(Records from a data collection)
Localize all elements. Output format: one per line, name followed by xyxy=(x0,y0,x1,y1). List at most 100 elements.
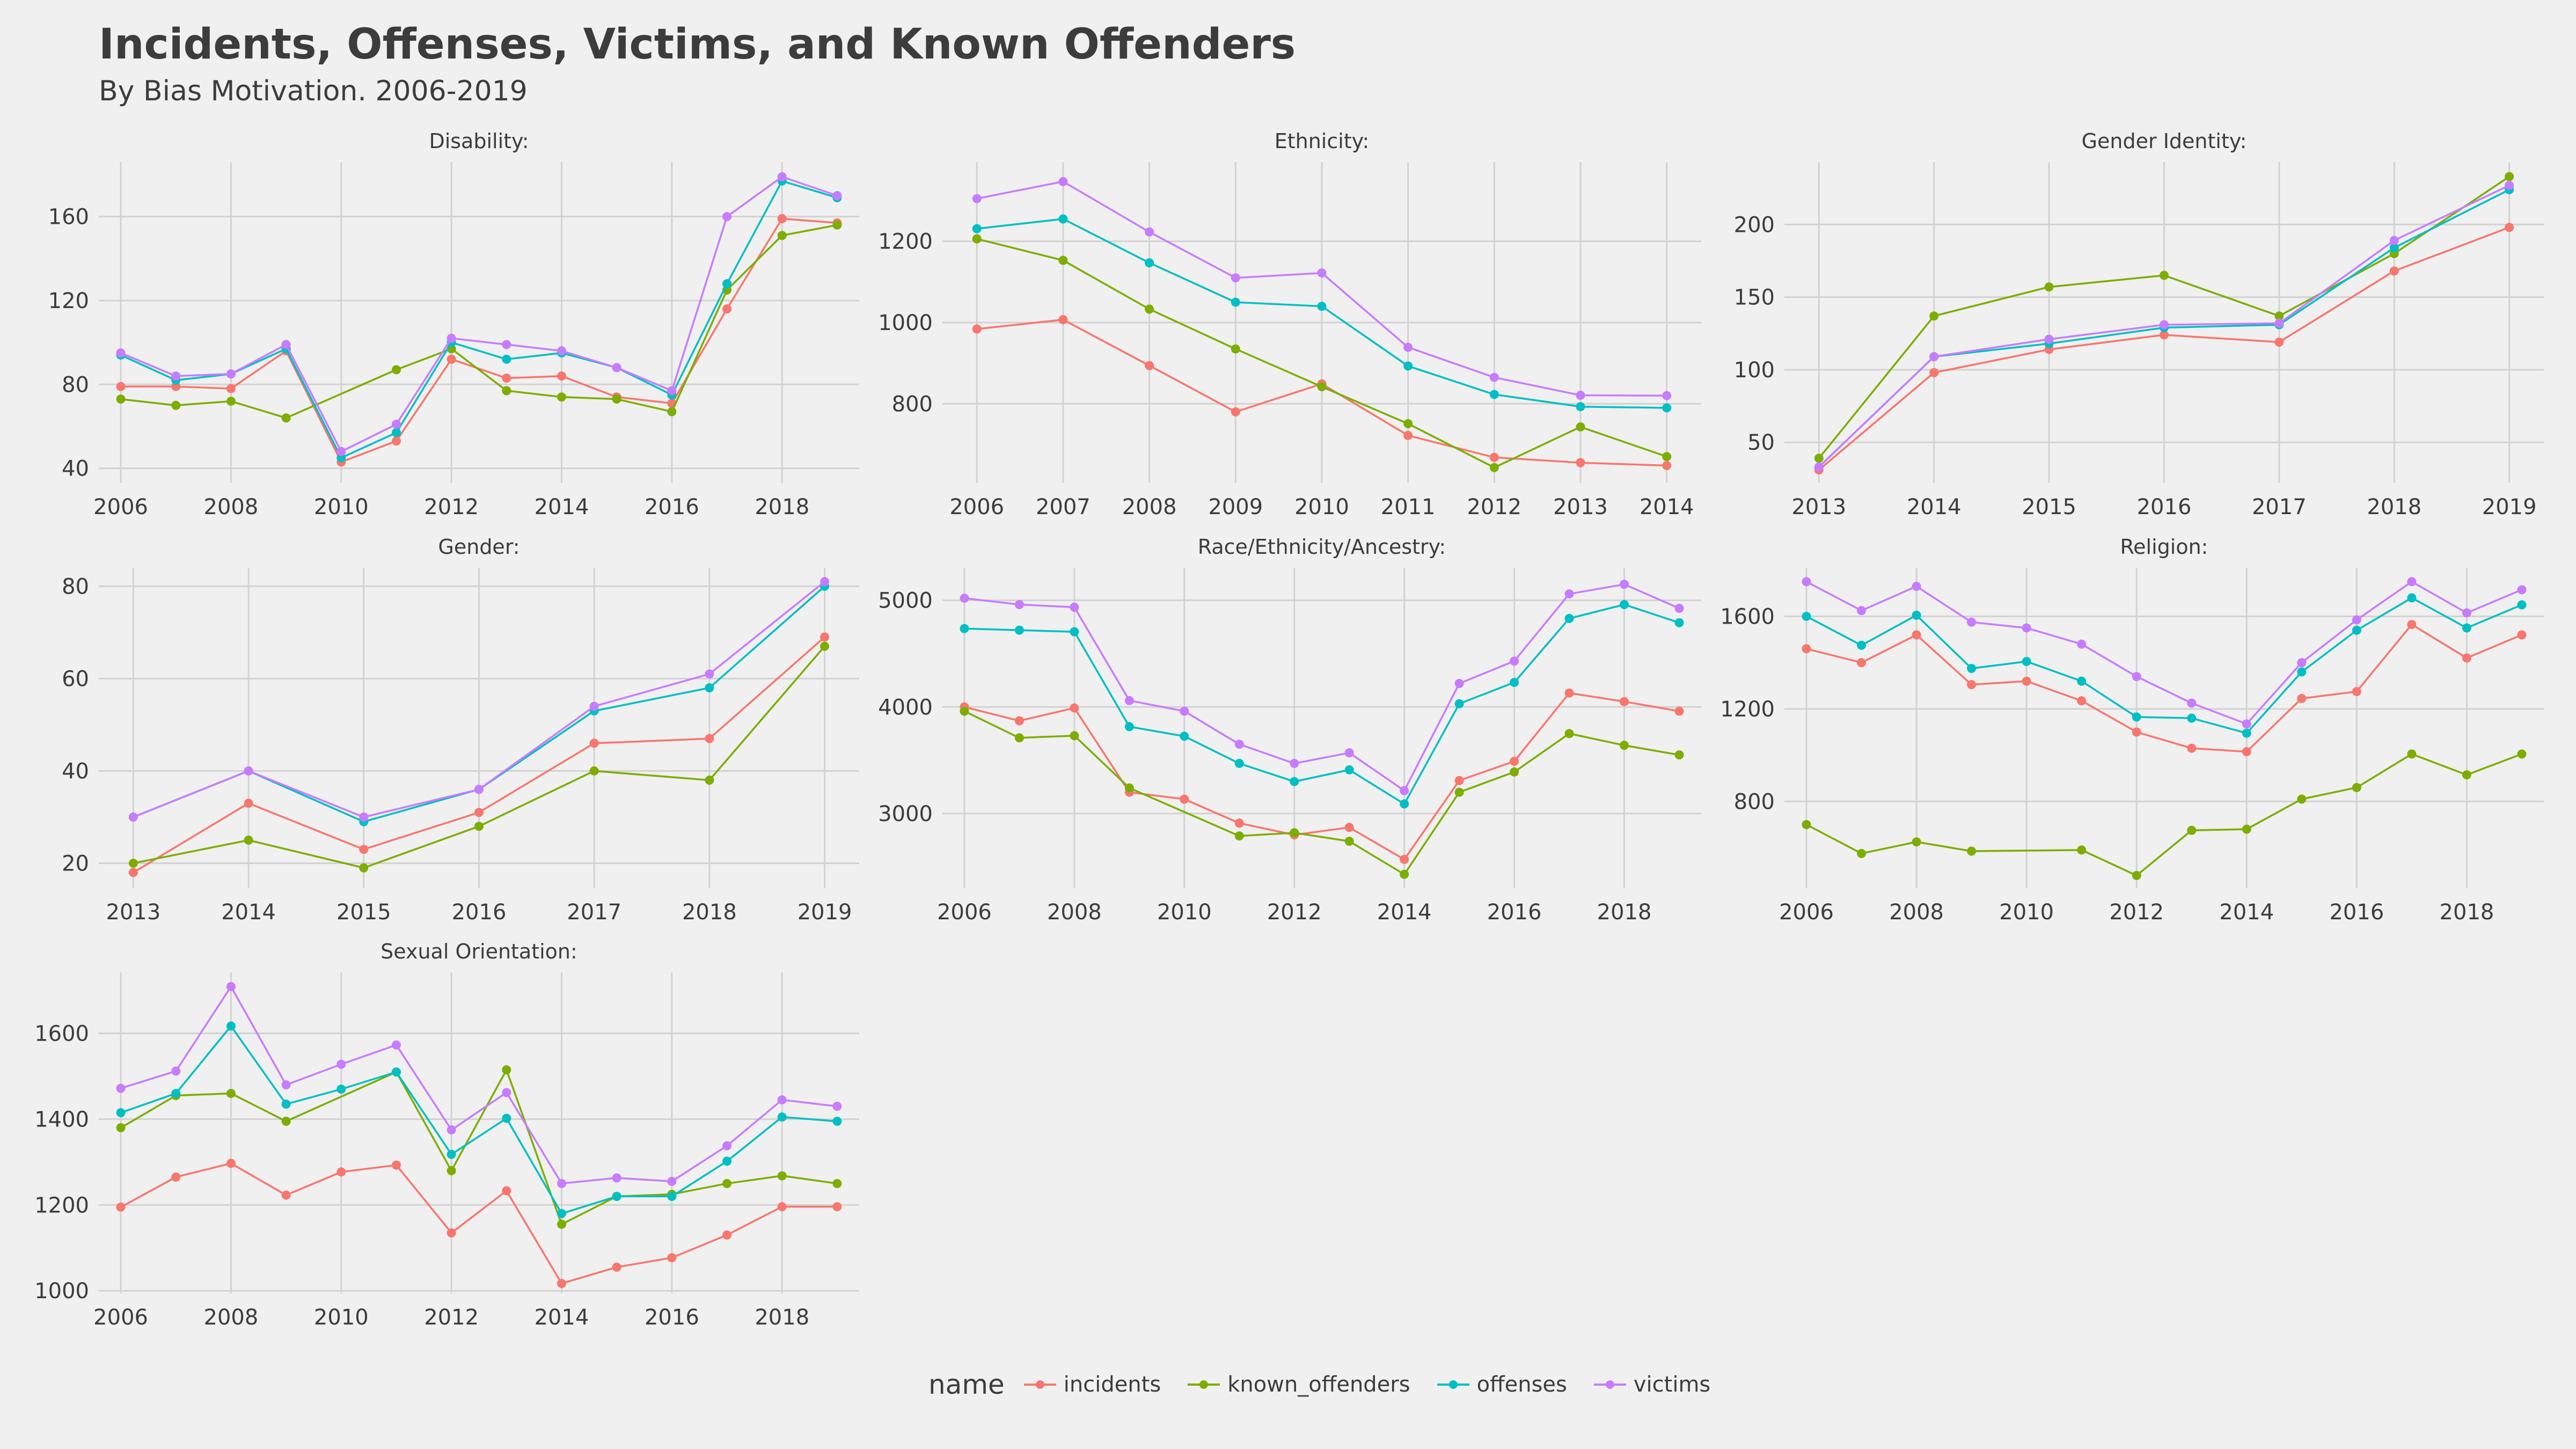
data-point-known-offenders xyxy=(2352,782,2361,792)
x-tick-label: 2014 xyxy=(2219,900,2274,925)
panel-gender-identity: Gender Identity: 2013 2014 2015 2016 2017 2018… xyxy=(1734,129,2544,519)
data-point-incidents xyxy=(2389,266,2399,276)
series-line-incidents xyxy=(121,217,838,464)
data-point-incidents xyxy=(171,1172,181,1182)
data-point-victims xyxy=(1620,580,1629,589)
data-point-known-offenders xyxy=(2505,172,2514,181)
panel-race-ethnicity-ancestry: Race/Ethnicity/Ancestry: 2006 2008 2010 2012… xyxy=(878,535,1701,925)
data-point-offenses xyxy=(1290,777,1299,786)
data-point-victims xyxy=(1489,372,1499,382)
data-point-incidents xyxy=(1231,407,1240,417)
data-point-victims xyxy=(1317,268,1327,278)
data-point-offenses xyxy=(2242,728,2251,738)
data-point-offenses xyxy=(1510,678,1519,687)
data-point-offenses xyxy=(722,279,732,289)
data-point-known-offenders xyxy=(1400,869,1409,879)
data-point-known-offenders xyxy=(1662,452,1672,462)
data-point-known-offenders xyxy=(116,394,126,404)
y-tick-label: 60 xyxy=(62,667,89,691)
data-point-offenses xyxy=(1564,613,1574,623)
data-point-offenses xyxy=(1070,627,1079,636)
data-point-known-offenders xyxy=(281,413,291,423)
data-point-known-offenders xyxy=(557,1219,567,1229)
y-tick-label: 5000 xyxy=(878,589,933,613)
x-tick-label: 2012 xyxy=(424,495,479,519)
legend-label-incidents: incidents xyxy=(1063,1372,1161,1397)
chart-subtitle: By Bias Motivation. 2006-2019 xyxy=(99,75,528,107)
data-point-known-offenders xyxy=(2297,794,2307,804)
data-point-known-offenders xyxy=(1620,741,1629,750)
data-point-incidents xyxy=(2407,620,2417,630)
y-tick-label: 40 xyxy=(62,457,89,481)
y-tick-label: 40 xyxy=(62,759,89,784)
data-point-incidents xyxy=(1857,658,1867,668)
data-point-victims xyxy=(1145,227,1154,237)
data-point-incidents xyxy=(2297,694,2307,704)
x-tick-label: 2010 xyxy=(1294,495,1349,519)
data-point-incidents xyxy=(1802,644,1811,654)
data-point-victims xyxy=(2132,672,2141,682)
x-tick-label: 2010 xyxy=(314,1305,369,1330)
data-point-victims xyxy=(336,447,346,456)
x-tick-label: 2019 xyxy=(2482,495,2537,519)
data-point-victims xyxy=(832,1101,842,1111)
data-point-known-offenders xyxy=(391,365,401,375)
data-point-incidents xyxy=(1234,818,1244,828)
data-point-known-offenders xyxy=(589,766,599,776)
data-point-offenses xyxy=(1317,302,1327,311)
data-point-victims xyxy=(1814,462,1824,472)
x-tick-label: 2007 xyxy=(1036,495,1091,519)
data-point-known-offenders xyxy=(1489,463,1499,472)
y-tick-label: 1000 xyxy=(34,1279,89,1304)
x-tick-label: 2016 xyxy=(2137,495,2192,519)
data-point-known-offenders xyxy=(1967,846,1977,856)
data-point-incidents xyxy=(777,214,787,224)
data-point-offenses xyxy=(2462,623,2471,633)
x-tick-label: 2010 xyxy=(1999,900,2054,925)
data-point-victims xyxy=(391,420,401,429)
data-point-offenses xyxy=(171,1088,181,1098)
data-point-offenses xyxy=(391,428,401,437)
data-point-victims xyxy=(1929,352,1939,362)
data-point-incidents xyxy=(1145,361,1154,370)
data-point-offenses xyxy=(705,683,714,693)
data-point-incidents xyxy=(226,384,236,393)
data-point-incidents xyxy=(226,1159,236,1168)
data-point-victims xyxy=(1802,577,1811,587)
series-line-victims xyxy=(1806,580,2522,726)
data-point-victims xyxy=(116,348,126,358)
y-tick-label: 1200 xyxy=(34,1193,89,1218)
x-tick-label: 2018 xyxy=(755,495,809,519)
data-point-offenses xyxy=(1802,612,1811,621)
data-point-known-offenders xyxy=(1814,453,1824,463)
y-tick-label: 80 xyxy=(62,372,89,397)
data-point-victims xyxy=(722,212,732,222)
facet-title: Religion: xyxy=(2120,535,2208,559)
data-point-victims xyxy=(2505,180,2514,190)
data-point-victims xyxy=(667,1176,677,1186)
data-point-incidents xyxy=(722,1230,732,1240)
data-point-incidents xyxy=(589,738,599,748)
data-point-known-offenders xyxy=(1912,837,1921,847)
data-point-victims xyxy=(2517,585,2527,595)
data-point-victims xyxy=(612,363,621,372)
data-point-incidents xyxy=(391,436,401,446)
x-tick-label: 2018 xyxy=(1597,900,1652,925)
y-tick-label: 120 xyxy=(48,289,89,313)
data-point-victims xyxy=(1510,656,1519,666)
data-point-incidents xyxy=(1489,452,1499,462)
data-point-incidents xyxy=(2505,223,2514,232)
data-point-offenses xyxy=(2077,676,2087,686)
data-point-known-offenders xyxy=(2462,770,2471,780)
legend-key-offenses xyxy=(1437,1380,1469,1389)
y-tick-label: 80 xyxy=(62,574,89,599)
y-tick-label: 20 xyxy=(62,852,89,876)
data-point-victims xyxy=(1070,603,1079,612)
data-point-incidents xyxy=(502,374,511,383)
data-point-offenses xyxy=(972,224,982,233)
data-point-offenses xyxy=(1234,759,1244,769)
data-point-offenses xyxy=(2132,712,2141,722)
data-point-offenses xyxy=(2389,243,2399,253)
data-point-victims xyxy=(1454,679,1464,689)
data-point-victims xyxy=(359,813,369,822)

---

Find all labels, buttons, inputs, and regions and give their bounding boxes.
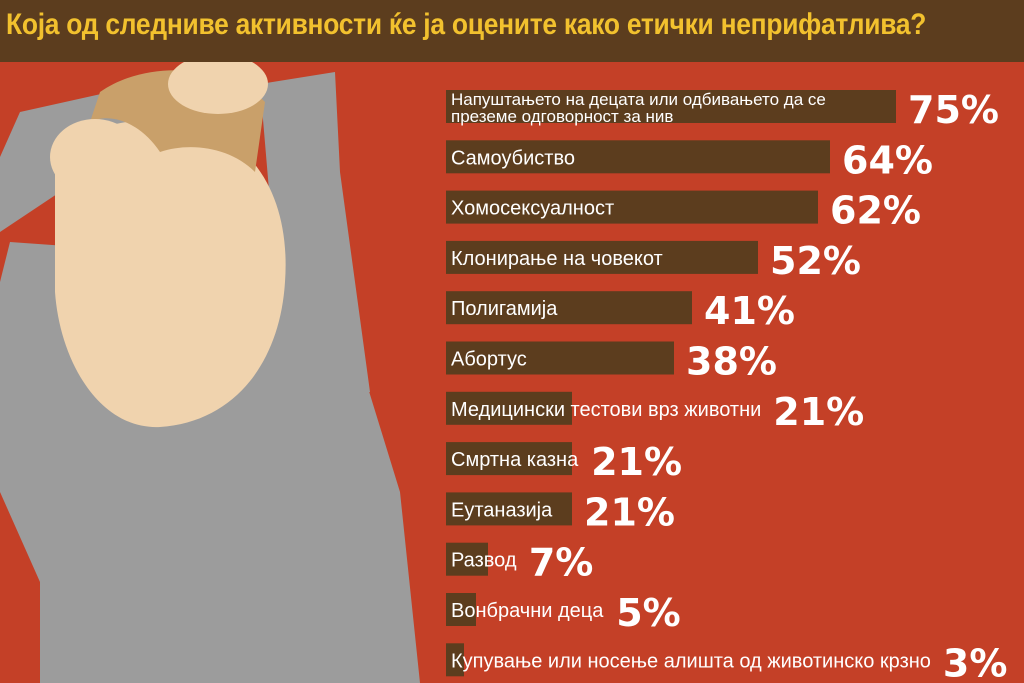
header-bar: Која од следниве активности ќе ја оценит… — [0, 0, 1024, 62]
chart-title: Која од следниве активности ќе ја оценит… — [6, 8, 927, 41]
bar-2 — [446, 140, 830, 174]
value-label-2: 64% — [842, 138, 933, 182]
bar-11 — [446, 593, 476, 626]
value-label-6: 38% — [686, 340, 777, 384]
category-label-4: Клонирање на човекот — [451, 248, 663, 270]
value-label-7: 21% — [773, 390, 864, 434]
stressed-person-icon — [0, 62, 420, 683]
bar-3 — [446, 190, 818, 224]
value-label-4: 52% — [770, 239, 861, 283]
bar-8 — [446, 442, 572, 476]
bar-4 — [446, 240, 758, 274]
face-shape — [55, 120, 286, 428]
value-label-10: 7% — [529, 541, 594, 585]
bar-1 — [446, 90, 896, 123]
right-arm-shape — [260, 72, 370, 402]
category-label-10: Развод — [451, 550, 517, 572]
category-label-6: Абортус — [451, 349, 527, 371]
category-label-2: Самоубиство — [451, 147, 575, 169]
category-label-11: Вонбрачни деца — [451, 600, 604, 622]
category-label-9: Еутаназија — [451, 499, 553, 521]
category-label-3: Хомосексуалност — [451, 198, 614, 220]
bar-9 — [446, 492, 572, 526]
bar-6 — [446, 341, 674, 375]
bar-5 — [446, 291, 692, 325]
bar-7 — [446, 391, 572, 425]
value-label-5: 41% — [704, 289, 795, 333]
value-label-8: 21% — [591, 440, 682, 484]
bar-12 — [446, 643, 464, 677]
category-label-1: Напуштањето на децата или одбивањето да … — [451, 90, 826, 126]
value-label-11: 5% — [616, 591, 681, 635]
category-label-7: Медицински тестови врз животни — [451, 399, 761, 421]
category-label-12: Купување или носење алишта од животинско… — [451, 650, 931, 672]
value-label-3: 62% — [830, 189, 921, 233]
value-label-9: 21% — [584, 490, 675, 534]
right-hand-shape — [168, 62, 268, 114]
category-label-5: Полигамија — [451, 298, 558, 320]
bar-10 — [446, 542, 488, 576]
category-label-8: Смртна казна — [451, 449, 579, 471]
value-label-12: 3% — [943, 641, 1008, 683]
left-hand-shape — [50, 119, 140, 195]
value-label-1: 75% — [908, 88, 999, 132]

* * *

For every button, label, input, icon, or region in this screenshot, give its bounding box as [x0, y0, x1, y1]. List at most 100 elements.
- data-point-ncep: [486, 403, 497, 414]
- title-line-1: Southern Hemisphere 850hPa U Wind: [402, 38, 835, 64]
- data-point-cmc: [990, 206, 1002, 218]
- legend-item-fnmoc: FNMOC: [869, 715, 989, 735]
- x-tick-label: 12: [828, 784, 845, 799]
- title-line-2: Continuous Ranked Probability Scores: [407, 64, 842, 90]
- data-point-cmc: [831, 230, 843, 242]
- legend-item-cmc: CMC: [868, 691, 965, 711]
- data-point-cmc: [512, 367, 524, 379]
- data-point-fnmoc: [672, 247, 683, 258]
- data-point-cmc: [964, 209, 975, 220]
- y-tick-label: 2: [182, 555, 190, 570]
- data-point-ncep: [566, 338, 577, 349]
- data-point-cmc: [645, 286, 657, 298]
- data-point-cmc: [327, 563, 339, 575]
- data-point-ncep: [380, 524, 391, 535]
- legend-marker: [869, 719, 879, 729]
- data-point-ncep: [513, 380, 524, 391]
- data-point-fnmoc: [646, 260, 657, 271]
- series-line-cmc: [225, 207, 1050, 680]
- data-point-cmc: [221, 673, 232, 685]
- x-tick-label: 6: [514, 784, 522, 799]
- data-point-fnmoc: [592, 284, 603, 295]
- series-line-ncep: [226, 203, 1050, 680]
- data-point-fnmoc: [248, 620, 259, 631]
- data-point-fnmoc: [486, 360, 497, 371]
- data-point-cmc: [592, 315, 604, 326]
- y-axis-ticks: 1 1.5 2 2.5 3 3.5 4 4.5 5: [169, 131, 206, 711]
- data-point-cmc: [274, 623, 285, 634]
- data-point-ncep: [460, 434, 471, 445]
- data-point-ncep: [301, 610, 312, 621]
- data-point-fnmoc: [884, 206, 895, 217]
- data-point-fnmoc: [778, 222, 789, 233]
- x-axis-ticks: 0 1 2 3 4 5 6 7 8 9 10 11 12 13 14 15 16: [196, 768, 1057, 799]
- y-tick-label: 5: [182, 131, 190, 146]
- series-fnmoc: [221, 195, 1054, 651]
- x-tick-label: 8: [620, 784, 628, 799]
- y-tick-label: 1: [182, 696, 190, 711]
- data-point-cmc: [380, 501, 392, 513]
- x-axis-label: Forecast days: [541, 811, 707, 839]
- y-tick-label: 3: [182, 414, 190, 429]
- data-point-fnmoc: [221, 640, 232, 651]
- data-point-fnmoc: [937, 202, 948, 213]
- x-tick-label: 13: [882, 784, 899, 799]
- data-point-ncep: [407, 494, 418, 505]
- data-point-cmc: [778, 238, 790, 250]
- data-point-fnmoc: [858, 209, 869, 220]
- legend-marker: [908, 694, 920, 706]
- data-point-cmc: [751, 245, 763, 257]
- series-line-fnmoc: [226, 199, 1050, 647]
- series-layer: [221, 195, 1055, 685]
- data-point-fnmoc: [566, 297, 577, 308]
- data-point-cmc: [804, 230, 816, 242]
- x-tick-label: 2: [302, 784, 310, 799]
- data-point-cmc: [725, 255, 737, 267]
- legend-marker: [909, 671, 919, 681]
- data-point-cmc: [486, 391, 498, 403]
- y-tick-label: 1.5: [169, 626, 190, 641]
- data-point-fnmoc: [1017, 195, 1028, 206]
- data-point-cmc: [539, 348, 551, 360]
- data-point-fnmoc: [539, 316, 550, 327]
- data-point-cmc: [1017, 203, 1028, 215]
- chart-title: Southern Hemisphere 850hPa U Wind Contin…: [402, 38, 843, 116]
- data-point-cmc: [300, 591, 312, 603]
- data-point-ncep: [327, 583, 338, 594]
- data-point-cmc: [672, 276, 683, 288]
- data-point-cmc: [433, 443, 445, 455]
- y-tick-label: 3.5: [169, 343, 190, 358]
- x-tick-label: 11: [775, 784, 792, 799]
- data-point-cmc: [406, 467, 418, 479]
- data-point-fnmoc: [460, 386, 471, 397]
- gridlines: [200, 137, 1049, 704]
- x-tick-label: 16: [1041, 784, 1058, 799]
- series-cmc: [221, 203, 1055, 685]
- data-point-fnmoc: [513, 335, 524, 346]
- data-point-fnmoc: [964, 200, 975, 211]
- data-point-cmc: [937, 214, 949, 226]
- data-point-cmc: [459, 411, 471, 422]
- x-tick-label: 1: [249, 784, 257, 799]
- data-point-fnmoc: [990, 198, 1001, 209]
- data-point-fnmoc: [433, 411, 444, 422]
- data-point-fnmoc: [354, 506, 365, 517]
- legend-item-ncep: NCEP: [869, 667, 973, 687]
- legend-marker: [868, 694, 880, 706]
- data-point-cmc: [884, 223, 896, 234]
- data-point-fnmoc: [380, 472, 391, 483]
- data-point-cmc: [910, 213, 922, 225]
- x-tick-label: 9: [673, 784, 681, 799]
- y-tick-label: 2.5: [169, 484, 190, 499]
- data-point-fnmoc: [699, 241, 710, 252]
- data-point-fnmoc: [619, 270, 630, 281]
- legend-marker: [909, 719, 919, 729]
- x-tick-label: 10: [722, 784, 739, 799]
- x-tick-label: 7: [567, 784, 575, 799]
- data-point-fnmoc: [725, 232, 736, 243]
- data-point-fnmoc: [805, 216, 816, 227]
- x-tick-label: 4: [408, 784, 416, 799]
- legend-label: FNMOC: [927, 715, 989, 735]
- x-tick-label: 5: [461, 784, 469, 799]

> **Work to do**:
Reproduce the items starting with the line with "For every button, label, input, icon, or" and going on through the line with "- y-tick-label: 3: [182, 414, 190, 429]", changing "Forecast days" to "Lead time in days" and keeping everything else the same.

> **Task response**:
For every button, label, input, icon, or region in this screenshot, give its bounding box as [x0, y0, x1, y1]. List at most 100 elements.
- data-point-ncep: [486, 403, 497, 414]
- title-line-1: Southern Hemisphere 850hPa U Wind: [402, 38, 835, 64]
- data-point-cmc: [990, 206, 1002, 218]
- legend-item-fnmoc: FNMOC: [869, 715, 989, 735]
- x-tick-label: 12: [828, 784, 845, 799]
- title-line-2: Continuous Ranked Probability Scores: [407, 64, 842, 90]
- data-point-cmc: [831, 230, 843, 242]
- legend-item-cmc: CMC: [868, 691, 965, 711]
- data-point-cmc: [512, 367, 524, 379]
- data-point-fnmoc: [672, 247, 683, 258]
- data-point-cmc: [964, 209, 975, 220]
- y-tick-label: 2: [182, 555, 190, 570]
- data-point-ncep: [566, 338, 577, 349]
- data-point-cmc: [645, 286, 657, 298]
- data-point-cmc: [327, 563, 339, 575]
- data-point-ncep: [380, 524, 391, 535]
- legend-marker: [869, 719, 879, 729]
- data-point-ncep: [513, 380, 524, 391]
- data-point-fnmoc: [646, 260, 657, 271]
- series-line-cmc: [225, 207, 1050, 680]
- data-point-cmc: [221, 673, 232, 685]
- x-tick-label: 6: [514, 784, 522, 799]
- data-point-fnmoc: [592, 284, 603, 295]
- series-line-ncep: [226, 203, 1050, 680]
- data-point-fnmoc: [248, 620, 259, 631]
- data-point-fnmoc: [486, 360, 497, 371]
- data-point-cmc: [592, 315, 604, 326]
- y-axis-ticks: 1 1.5 2 2.5 3 3.5 4 4.5 5: [169, 131, 206, 711]
- data-point-cmc: [274, 623, 285, 634]
- data-point-ncep: [460, 434, 471, 445]
- data-point-ncep: [301, 610, 312, 621]
- data-point-fnmoc: [884, 206, 895, 217]
- data-point-fnmoc: [778, 222, 789, 233]
- x-axis-ticks: 0 1 2 3 4 5 6 7 8 9 10 11 12 13 14 15 16: [196, 768, 1057, 799]
- y-tick-label: 5: [182, 131, 190, 146]
- series-fnmoc: [221, 195, 1054, 651]
- x-tick-label: 8: [620, 784, 628, 799]
- y-tick-label: 1: [182, 696, 190, 711]
- data-point-cmc: [380, 501, 392, 513]
- x-axis-label: Lead time in days: [541, 811, 707, 839]
- y-tick-label: 3: [182, 414, 190, 429]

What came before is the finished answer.